* Task to complete
Gather each line of the entries below that includes "продукт".

* Task input
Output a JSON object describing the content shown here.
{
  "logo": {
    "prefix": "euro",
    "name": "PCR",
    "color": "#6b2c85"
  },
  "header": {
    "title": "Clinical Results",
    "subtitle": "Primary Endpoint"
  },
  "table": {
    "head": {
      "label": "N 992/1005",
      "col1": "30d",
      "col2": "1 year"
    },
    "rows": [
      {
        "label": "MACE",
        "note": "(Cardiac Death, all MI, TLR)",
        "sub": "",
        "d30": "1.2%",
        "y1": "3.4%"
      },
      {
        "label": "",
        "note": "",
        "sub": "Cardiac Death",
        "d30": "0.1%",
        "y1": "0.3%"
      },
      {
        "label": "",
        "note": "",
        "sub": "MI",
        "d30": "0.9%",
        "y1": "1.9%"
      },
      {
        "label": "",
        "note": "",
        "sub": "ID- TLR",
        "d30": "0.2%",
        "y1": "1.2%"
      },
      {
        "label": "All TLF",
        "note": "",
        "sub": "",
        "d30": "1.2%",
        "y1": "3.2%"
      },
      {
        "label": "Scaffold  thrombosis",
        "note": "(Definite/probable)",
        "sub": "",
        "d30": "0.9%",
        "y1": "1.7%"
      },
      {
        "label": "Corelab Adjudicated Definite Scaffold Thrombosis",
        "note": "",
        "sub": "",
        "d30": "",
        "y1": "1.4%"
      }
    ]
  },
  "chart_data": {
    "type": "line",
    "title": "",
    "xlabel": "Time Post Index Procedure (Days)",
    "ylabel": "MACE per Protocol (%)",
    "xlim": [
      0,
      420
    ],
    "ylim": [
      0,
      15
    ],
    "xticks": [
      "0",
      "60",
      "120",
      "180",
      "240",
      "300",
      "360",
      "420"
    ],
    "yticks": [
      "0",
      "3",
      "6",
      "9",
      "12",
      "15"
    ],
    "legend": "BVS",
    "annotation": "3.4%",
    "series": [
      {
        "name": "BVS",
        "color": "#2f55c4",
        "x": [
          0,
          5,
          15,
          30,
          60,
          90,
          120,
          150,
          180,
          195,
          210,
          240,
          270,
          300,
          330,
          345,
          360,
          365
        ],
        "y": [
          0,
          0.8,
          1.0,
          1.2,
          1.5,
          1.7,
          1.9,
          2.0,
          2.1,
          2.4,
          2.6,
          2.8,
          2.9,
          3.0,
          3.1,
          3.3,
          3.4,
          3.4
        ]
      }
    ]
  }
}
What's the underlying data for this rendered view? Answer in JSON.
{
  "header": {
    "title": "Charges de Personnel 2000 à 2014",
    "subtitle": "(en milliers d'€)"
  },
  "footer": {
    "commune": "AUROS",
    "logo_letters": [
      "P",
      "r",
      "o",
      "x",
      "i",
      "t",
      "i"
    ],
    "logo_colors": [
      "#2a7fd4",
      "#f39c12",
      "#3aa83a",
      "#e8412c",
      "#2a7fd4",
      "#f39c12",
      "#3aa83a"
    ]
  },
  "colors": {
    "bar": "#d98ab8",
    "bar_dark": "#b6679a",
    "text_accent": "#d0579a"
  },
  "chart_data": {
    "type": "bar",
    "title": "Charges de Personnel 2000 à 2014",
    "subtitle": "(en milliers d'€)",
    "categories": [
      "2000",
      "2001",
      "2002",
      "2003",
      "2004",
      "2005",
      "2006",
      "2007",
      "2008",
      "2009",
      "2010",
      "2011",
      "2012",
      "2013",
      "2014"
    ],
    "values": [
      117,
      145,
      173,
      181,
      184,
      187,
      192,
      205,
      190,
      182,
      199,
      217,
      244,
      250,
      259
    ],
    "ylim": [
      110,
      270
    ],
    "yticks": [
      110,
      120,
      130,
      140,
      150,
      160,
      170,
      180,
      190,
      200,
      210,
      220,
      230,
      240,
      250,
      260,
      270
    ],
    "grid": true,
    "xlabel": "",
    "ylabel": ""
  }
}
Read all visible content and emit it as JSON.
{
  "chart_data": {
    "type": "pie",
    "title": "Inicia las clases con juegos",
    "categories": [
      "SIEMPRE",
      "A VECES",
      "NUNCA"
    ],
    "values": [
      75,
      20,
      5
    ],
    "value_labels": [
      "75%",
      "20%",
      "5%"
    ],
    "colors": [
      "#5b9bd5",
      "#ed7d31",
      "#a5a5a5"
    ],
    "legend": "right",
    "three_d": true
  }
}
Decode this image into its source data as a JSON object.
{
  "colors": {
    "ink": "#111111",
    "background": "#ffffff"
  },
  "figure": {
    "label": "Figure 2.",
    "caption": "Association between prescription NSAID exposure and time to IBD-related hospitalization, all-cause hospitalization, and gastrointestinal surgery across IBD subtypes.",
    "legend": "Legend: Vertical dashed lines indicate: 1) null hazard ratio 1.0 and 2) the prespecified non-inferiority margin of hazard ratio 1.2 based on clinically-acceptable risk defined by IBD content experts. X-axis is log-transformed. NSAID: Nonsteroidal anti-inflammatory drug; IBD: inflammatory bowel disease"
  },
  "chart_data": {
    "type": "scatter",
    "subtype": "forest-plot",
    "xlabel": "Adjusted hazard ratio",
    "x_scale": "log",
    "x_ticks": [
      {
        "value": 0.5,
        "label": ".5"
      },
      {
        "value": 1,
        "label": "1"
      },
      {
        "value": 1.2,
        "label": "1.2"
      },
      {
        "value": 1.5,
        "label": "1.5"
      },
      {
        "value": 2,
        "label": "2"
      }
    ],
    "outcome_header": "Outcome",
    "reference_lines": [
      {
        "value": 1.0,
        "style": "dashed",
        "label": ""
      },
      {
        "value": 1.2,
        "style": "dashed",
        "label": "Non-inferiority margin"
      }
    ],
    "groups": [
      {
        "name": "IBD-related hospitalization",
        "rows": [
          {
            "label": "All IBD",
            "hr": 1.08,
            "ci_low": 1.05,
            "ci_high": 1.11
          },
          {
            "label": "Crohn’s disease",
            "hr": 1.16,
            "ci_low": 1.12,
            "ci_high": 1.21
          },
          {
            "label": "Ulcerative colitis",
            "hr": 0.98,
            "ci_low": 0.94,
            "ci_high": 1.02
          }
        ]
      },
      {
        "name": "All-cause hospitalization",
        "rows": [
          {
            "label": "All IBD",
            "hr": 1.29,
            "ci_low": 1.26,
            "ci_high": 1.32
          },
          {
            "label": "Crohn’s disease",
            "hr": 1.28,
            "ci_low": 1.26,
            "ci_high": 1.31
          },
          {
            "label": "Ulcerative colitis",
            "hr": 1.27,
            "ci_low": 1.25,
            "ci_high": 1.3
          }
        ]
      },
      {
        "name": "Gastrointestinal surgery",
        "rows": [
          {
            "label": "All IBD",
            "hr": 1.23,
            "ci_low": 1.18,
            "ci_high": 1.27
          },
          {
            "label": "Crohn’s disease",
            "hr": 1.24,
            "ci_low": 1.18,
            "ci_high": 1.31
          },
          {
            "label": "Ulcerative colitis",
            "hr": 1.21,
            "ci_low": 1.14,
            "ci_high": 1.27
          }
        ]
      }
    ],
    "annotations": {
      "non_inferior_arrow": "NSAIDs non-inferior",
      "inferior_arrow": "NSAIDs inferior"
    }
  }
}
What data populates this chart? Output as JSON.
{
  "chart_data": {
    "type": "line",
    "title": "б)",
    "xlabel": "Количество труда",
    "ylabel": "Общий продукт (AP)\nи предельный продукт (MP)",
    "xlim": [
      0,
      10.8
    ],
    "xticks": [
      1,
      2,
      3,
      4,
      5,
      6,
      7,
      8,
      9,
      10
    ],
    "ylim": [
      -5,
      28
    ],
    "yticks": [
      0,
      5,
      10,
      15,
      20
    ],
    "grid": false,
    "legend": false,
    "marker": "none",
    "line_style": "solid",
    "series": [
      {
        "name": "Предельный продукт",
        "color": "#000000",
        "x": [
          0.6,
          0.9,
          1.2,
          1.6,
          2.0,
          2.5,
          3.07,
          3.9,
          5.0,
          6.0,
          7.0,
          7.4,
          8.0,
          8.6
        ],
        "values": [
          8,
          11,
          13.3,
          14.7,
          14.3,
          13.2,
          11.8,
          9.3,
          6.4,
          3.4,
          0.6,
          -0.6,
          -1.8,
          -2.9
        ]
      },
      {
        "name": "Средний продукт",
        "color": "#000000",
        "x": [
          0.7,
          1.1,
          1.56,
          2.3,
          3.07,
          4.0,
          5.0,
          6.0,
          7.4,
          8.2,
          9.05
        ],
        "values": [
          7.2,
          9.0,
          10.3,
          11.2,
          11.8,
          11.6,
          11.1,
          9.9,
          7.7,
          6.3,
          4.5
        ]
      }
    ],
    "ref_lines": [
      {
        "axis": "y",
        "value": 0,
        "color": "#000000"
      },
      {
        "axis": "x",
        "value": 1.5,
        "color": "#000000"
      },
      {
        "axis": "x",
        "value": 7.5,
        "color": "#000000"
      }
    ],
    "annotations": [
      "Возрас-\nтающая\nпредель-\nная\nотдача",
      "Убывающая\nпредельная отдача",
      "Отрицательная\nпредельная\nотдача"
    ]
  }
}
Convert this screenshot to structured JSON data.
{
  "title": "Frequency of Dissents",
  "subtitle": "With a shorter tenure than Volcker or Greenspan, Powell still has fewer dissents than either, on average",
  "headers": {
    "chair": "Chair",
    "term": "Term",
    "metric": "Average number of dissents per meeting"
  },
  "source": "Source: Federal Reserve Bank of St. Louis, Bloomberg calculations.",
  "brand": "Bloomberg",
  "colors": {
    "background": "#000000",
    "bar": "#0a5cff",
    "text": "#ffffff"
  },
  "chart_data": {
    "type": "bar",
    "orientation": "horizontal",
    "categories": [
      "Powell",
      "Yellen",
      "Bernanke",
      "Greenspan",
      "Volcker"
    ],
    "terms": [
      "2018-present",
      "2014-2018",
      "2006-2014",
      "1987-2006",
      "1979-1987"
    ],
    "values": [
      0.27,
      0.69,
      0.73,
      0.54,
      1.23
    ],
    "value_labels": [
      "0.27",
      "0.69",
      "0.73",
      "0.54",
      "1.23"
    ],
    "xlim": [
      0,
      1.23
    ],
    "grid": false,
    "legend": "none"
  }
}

* Worked answer
    "ylabel": "Общий продукт (AP)\nи предельный продукт (MP)",
        "name": "Предельный продукт",
        "name": "Средний продукт",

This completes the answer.